Exercise description -> Your task is to transcribe the records exactly, skipping every image.

Dataset records ->
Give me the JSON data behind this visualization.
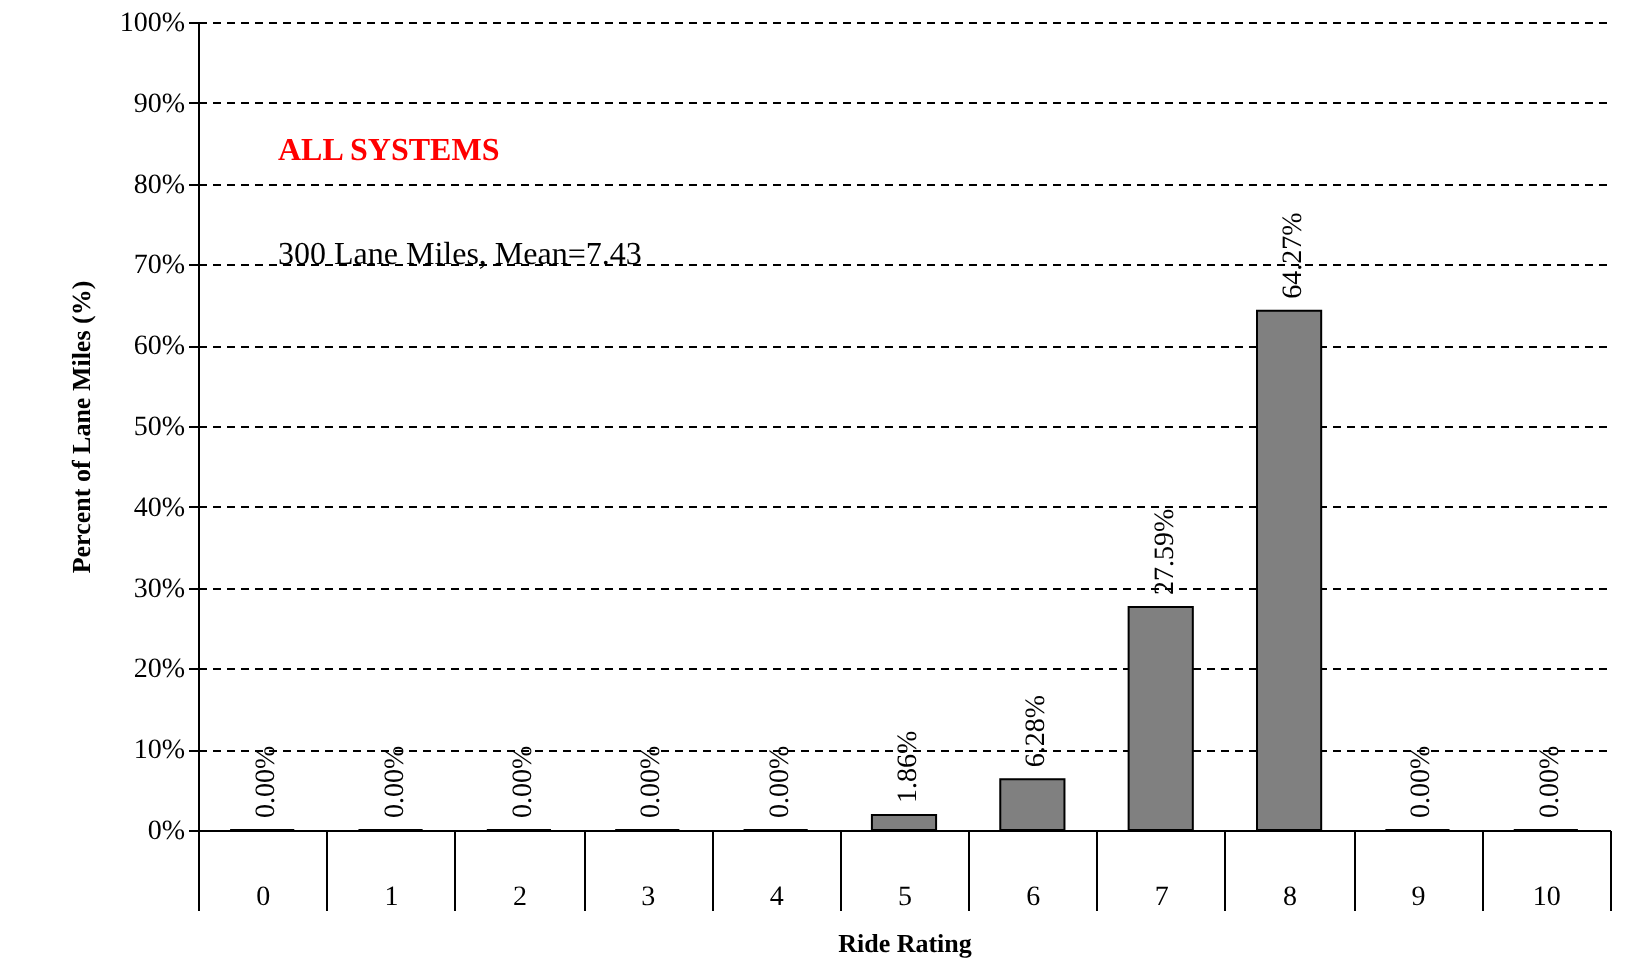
{
  "chart_data": {
    "type": "bar",
    "xlabel": "Ride Rating",
    "ylabel": "Percent of Lane Miles (%)",
    "annotations": [
      "ALL SYSTEMS",
      "300 Lane Miles, Mean=7.43"
    ],
    "categories": [
      "0",
      "1",
      "2",
      "3",
      "4",
      "5",
      "6",
      "7",
      "8",
      "9",
      "10"
    ],
    "values": [
      0,
      0,
      0,
      0,
      0,
      1.86,
      6.28,
      27.59,
      64.27,
      0,
      0
    ],
    "value_labels": [
      "0.00%",
      "0.00%",
      "0.00%",
      "0.00%",
      "0.00%",
      "1.86%",
      "6.28%",
      "27.59%",
      "64.27%",
      "0.00%",
      "0.00%"
    ],
    "color": "#808080",
    "ylim": [
      0,
      100
    ],
    "yticks": [
      {
        "value": 0,
        "label": "0%"
      },
      {
        "value": 10,
        "label": "10%"
      },
      {
        "value": 20,
        "label": "20%"
      },
      {
        "value": 30,
        "label": "30%"
      },
      {
        "value": 40,
        "label": "40%"
      },
      {
        "value": 50,
        "label": "50%"
      },
      {
        "value": 60,
        "label": "60%"
      },
      {
        "value": 70,
        "label": "70%"
      },
      {
        "value": 80,
        "label": "80%"
      },
      {
        "value": 90,
        "label": "90%"
      },
      {
        "value": 100,
        "label": "100%"
      }
    ],
    "grid": "y"
  }
}
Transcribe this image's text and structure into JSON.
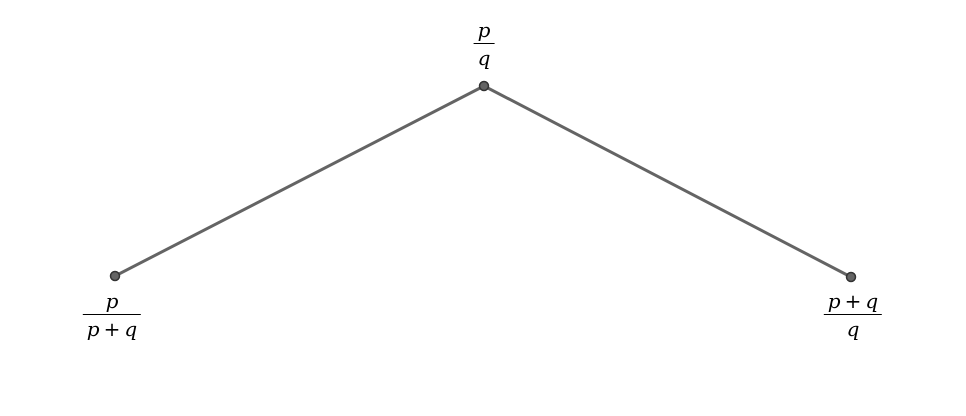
{
  "colors": {
    "edge": "#646464",
    "node_fill": "#646464",
    "node_stroke": "#333333",
    "label": "#000000"
  },
  "nodes": {
    "top": {
      "label": {
        "numerator": "p",
        "denominator": "q"
      }
    },
    "left": {
      "label": {
        "numerator": "p",
        "denominator": [
          "p",
          "+",
          "q"
        ]
      }
    },
    "right": {
      "label": {
        "numerator": [
          "p",
          "+",
          "q"
        ],
        "denominator": "q"
      }
    }
  },
  "edges": [
    {
      "from": "top",
      "to": "left"
    },
    {
      "from": "top",
      "to": "right"
    }
  ]
}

The answer ->
Give me the JSON data behind this visualization.
{
  "chart_data": {
    "type": "bar",
    "xlabel": "Ride Rating",
    "ylabel": "Percent of Lane Miles (%)",
    "annotations": [
      "ALL SYSTEMS",
      "300 Lane Miles, Mean=7.43"
    ],
    "categories": [
      "0",
      "1",
      "2",
      "3",
      "4",
      "5",
      "6",
      "7",
      "8",
      "9",
      "10"
    ],
    "values": [
      0,
      0,
      0,
      0,
      0,
      1.86,
      6.28,
      27.59,
      64.27,
      0,
      0
    ],
    "value_labels": [
      "0.00%",
      "0.00%",
      "0.00%",
      "0.00%",
      "0.00%",
      "1.86%",
      "6.28%",
      "27.59%",
      "64.27%",
      "0.00%",
      "0.00%"
    ],
    "color": "#808080",
    "ylim": [
      0,
      100
    ],
    "yticks": [
      {
        "value": 0,
        "label": "0%"
      },
      {
        "value": 10,
        "label": "10%"
      },
      {
        "value": 20,
        "label": "20%"
      },
      {
        "value": 30,
        "label": "30%"
      },
      {
        "value": 40,
        "label": "40%"
      },
      {
        "value": 50,
        "label": "50%"
      },
      {
        "value": 60,
        "label": "60%"
      },
      {
        "value": 70,
        "label": "70%"
      },
      {
        "value": 80,
        "label": "80%"
      },
      {
        "value": 90,
        "label": "90%"
      },
      {
        "value": 100,
        "label": "100%"
      }
    ],
    "grid": "y"
  }
}
Transcribe this image's text and structure into JSON.
{
  "colors": {
    "edge": "#646464",
    "node_fill": "#646464",
    "node_stroke": "#333333",
    "label": "#000000"
  },
  "nodes": {
    "top": {
      "label": {
        "numerator": "p",
        "denominator": "q"
      }
    },
    "left": {
      "label": {
        "numerator": "p",
        "denominator": [
          "p",
          "+",
          "q"
        ]
      }
    },
    "right": {
      "label": {
        "numerator": [
          "p",
          "+",
          "q"
        ],
        "denominator": "q"
      }
    }
  },
  "edges": [
    {
      "from": "top",
      "to": "left"
    },
    {
      "from": "top",
      "to": "right"
    }
  ]
}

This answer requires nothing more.